■ WORK TO DO
Copy every line from the start of the rows down to the one that contains "responsibility-clause: （责任单位：自治区市场监管厅，各市、县 (400, 770, 933, 801)", including both, without changing anything.

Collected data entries
----

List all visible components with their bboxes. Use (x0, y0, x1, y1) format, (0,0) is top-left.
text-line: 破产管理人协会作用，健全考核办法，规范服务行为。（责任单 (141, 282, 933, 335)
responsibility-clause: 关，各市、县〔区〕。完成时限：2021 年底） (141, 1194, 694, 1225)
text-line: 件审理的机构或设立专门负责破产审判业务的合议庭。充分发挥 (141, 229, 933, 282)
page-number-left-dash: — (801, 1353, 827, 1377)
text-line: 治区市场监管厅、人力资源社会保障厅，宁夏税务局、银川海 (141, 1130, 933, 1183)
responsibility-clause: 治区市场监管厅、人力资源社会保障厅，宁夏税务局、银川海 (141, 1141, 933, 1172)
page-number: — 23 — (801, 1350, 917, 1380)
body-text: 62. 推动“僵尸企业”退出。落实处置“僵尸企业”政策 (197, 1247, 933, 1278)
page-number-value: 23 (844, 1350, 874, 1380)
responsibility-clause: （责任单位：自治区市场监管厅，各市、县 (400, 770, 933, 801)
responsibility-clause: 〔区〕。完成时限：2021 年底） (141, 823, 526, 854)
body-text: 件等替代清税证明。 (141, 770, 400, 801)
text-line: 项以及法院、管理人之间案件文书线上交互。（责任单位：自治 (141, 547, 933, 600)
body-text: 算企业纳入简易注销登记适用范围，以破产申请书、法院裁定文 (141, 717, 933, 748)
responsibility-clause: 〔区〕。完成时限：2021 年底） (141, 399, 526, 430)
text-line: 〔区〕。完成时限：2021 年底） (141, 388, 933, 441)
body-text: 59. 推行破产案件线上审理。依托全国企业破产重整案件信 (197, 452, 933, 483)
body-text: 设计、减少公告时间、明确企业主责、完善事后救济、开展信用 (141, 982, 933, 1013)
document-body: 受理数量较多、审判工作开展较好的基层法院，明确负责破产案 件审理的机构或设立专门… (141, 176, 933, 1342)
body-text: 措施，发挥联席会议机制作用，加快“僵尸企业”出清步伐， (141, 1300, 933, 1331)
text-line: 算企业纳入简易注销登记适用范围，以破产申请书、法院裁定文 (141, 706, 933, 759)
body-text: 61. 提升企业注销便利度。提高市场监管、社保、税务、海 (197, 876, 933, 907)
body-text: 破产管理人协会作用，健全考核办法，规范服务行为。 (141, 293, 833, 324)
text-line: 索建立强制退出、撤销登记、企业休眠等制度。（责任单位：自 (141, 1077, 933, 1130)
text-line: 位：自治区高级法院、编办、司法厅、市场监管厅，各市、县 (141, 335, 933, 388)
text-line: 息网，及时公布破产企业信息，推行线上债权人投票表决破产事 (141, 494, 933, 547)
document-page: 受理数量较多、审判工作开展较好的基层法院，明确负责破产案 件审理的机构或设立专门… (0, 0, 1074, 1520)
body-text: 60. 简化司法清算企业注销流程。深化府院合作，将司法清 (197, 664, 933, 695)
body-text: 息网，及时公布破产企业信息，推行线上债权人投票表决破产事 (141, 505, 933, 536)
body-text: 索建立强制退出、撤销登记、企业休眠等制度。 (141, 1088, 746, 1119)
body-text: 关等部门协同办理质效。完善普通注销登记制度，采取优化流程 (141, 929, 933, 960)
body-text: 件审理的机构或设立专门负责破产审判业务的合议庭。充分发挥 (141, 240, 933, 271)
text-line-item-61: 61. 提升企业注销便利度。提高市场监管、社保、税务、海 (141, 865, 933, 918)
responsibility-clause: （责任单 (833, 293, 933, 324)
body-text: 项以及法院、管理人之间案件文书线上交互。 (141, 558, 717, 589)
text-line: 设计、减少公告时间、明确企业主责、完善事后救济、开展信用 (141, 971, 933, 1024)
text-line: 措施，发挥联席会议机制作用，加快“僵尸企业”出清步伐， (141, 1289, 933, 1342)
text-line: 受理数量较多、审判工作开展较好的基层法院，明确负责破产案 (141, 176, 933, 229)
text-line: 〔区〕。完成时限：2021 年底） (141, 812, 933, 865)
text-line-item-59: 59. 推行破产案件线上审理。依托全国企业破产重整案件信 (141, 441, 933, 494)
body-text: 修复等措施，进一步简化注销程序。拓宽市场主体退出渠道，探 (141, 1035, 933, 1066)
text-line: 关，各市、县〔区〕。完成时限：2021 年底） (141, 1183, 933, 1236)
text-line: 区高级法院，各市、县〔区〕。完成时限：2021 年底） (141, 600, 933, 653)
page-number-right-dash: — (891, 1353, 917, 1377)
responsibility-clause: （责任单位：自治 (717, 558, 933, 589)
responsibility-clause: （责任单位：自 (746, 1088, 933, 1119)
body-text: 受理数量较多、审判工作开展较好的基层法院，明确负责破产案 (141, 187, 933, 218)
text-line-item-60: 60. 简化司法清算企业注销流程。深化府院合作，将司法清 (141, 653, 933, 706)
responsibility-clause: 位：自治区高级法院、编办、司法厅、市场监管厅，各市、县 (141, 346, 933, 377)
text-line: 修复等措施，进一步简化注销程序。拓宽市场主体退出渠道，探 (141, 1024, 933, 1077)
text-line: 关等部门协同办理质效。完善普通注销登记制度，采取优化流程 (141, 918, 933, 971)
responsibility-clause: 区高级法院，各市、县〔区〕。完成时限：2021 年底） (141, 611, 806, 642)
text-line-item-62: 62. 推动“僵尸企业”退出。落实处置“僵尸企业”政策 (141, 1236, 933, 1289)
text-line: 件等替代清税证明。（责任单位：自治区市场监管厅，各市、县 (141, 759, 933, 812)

----

■ EXPECTED ANSWER
List all visible components with their bboxes. Use (x0, y0, x1, y1) format, (0,0) is top-left.
text-line: 破产管理人协会作用，健全考核办法，规范服务行为。（责任单 (141, 282, 933, 335)
responsibility-clause: 关，各市、县〔区〕。完成时限：2021 年底） (141, 1194, 694, 1225)
text-line: 件审理的机构或设立专门负责破产审判业务的合议庭。充分发挥 (141, 229, 933, 282)
page-number-left-dash: — (801, 1353, 827, 1377)
text-line: 治区市场监管厅、人力资源社会保障厅，宁夏税务局、银川海 (141, 1130, 933, 1183)
responsibility-clause: 治区市场监管厅、人力资源社会保障厅，宁夏税务局、银川海 (141, 1141, 933, 1172)
page-number: — 23 — (801, 1350, 917, 1380)
body-text: 62. 推动“僵尸企业”退出。落实处置“僵尸企业”政策 (197, 1247, 933, 1278)
page-number-value: 23 (844, 1350, 874, 1380)
responsibility-clause: （责任单位：自治区市场监管厅，各市、县 (400, 770, 933, 801)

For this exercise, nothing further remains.